(WHAT YOU ARE ASKED TO DO): Write out every line below that includes the word "CDOM".

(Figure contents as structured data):
"""

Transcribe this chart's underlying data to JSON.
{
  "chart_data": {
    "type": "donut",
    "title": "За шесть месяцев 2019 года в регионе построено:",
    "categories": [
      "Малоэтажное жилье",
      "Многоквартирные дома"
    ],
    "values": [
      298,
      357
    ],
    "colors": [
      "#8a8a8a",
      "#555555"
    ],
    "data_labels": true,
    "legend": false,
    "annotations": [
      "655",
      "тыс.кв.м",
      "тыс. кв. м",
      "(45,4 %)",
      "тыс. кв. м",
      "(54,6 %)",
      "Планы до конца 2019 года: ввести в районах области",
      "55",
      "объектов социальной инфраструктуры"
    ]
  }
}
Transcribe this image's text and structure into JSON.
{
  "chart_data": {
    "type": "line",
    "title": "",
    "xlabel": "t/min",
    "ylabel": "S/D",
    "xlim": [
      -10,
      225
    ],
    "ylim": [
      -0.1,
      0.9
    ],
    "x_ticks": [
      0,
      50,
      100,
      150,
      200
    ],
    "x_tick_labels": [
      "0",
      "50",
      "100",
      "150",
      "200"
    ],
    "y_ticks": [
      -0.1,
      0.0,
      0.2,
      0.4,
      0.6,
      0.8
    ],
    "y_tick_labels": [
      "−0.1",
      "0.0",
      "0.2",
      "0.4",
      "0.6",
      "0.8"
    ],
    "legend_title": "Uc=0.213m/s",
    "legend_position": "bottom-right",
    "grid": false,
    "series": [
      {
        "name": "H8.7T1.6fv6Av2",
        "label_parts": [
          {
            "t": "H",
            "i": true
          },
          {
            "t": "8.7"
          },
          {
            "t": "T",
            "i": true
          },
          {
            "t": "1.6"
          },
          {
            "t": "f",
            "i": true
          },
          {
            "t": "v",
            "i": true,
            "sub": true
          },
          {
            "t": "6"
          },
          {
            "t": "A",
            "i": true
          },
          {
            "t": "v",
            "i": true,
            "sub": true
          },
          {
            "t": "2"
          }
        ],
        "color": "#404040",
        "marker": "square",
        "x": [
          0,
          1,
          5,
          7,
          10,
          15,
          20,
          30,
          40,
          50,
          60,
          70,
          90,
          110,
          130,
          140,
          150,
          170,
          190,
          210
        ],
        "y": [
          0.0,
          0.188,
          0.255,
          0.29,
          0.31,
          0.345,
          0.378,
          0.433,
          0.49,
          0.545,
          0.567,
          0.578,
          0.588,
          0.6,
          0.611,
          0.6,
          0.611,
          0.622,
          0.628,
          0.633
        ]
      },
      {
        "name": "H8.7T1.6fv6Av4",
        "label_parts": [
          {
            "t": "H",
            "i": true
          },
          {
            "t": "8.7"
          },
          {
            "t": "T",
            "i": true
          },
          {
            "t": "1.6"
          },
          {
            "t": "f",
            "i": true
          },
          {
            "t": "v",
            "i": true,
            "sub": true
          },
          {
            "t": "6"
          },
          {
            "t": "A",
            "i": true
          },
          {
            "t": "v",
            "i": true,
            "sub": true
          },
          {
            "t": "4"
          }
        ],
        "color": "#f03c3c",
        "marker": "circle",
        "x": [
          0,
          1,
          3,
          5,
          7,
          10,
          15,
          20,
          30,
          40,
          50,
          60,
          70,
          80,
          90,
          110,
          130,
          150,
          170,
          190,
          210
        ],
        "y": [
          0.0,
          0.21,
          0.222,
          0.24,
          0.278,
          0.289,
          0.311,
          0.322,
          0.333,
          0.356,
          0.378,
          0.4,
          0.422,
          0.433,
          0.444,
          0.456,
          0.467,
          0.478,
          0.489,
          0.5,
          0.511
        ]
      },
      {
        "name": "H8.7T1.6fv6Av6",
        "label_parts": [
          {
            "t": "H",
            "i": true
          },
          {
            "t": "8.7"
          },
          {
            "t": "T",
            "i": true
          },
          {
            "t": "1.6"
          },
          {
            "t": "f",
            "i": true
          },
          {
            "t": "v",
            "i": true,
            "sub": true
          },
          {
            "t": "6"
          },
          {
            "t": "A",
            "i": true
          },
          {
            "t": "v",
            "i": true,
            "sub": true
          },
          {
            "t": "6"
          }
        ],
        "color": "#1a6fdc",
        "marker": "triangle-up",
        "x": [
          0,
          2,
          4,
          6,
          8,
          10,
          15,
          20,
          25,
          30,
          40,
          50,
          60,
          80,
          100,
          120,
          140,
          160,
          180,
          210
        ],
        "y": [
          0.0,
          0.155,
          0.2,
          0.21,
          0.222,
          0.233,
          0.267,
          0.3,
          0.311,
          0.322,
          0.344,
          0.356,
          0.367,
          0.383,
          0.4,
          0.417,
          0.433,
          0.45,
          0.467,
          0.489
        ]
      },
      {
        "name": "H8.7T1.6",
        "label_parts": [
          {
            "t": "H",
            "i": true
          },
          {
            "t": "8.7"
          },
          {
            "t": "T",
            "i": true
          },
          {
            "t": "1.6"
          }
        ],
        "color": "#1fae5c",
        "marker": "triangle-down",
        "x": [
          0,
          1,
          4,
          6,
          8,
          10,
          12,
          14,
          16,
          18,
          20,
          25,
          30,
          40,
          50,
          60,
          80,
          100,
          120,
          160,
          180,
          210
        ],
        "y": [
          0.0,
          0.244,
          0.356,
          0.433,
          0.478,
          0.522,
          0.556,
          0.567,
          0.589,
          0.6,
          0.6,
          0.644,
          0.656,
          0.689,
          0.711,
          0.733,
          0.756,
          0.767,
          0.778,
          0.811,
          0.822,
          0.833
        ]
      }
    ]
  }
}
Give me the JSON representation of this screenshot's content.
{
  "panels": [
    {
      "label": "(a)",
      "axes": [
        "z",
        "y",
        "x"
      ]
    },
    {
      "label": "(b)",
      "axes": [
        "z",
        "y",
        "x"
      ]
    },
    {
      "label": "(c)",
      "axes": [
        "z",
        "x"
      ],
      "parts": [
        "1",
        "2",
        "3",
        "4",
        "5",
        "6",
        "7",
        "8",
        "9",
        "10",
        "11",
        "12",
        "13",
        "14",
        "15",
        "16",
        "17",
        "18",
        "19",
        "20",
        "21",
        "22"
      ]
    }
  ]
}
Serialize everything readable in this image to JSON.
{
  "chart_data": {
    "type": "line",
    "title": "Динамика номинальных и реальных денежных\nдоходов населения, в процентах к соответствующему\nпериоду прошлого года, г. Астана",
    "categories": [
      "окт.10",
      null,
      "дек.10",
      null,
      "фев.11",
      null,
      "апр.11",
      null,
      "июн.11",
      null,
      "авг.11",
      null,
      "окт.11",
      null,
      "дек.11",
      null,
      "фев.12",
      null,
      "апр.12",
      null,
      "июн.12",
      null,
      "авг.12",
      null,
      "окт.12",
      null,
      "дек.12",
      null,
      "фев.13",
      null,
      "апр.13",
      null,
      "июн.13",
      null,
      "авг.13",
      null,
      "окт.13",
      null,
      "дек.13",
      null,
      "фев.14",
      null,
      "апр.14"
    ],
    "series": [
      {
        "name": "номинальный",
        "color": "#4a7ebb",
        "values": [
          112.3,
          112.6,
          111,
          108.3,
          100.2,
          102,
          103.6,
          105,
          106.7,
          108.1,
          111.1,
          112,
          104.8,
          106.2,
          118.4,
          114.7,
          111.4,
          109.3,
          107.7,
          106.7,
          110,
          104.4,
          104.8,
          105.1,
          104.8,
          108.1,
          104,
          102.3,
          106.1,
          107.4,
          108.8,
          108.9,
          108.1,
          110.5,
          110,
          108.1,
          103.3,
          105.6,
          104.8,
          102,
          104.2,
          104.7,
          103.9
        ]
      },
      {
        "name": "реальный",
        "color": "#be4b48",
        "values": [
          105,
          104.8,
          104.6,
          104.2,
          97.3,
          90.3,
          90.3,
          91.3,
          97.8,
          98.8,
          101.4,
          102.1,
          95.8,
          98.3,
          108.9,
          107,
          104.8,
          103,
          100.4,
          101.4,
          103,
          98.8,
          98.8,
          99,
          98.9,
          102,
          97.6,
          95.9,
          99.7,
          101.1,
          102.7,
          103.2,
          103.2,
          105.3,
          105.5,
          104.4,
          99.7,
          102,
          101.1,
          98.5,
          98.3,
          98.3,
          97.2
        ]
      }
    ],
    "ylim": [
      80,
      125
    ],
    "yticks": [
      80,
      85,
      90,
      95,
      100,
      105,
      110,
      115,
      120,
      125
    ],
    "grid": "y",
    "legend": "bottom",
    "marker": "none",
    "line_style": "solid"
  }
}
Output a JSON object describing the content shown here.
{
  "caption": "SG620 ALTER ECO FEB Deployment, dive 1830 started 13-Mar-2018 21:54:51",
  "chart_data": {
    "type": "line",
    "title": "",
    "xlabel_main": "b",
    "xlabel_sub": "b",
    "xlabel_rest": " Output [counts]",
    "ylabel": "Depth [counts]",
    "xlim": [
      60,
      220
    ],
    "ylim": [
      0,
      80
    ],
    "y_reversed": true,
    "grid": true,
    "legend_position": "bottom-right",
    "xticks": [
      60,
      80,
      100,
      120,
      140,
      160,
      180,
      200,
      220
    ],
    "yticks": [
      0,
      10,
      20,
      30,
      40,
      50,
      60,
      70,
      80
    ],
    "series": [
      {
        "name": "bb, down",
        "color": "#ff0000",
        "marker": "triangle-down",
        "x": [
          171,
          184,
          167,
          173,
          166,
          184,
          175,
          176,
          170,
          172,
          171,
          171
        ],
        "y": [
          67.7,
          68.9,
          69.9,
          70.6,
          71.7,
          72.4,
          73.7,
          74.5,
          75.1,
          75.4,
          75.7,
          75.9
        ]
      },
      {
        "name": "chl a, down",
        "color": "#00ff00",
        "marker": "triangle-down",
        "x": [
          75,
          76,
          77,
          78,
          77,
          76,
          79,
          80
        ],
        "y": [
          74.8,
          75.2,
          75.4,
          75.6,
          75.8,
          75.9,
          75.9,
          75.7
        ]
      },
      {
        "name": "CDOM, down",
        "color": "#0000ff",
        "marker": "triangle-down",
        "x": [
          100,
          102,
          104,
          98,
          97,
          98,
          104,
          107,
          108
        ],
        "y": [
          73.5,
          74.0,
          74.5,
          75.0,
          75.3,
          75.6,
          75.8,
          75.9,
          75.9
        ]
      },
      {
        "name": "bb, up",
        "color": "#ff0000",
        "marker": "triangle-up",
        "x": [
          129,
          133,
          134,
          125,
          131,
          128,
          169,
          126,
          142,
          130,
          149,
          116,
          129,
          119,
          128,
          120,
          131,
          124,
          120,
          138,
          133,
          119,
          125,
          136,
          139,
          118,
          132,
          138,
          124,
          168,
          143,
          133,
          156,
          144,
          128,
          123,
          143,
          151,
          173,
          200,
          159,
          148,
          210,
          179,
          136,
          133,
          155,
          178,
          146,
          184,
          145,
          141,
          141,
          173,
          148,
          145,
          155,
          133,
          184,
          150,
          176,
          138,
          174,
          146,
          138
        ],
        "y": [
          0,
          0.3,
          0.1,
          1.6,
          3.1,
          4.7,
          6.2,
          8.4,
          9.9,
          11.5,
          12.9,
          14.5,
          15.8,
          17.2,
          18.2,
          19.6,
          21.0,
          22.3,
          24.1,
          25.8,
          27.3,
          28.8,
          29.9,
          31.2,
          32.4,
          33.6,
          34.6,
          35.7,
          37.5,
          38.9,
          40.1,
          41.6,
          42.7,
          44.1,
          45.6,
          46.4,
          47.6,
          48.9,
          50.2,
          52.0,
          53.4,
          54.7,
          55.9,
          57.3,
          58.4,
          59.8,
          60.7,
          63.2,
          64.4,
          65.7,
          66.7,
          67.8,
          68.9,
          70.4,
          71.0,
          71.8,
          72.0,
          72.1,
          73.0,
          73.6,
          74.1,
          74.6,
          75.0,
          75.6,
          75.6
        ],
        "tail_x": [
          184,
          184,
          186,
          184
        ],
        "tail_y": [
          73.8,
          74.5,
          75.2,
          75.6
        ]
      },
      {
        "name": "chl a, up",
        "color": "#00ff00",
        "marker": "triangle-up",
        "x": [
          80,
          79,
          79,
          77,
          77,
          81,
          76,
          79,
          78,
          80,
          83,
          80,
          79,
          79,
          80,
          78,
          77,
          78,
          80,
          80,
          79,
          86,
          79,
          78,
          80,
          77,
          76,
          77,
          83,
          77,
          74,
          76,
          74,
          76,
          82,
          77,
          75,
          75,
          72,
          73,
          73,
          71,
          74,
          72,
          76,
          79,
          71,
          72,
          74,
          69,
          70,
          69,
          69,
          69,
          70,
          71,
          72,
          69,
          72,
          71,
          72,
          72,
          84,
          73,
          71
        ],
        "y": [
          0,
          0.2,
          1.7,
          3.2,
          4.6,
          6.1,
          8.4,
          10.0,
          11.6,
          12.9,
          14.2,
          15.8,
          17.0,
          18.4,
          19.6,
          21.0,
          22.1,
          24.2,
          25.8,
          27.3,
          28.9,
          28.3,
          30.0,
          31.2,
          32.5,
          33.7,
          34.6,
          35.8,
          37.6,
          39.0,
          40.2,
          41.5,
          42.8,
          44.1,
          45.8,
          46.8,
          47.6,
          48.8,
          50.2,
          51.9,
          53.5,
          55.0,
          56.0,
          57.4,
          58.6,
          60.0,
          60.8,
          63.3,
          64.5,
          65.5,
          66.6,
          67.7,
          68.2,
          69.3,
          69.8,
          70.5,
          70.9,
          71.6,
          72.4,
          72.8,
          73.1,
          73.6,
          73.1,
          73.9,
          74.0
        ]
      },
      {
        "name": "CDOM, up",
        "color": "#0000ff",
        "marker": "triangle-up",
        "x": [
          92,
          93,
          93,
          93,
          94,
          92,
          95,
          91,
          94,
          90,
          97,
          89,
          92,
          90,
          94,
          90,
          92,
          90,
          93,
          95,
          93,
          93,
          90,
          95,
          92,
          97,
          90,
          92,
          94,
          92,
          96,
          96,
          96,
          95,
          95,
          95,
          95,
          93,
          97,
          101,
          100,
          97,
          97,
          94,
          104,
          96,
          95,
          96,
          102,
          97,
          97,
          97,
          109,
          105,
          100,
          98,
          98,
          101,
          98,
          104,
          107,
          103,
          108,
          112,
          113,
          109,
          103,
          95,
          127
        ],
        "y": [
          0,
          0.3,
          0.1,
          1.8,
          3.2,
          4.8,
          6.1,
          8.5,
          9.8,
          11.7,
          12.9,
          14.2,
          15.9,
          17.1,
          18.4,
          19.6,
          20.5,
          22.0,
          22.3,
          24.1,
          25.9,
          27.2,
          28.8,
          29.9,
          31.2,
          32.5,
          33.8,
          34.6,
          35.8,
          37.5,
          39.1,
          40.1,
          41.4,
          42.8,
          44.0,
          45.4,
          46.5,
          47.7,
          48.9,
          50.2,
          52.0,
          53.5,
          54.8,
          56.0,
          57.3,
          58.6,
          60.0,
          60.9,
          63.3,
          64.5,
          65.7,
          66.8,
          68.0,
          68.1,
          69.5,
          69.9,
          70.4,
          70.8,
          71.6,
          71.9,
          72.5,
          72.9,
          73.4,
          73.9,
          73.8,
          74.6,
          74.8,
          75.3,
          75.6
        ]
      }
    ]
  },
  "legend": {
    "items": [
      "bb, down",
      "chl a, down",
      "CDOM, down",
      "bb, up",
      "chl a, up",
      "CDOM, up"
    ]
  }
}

"""

(OUTPUT FOR THIS EXERCISE):
        "name": "CDOM, down",
        "name": "CDOM, up",
      "CDOM, down",
      "CDOM, up"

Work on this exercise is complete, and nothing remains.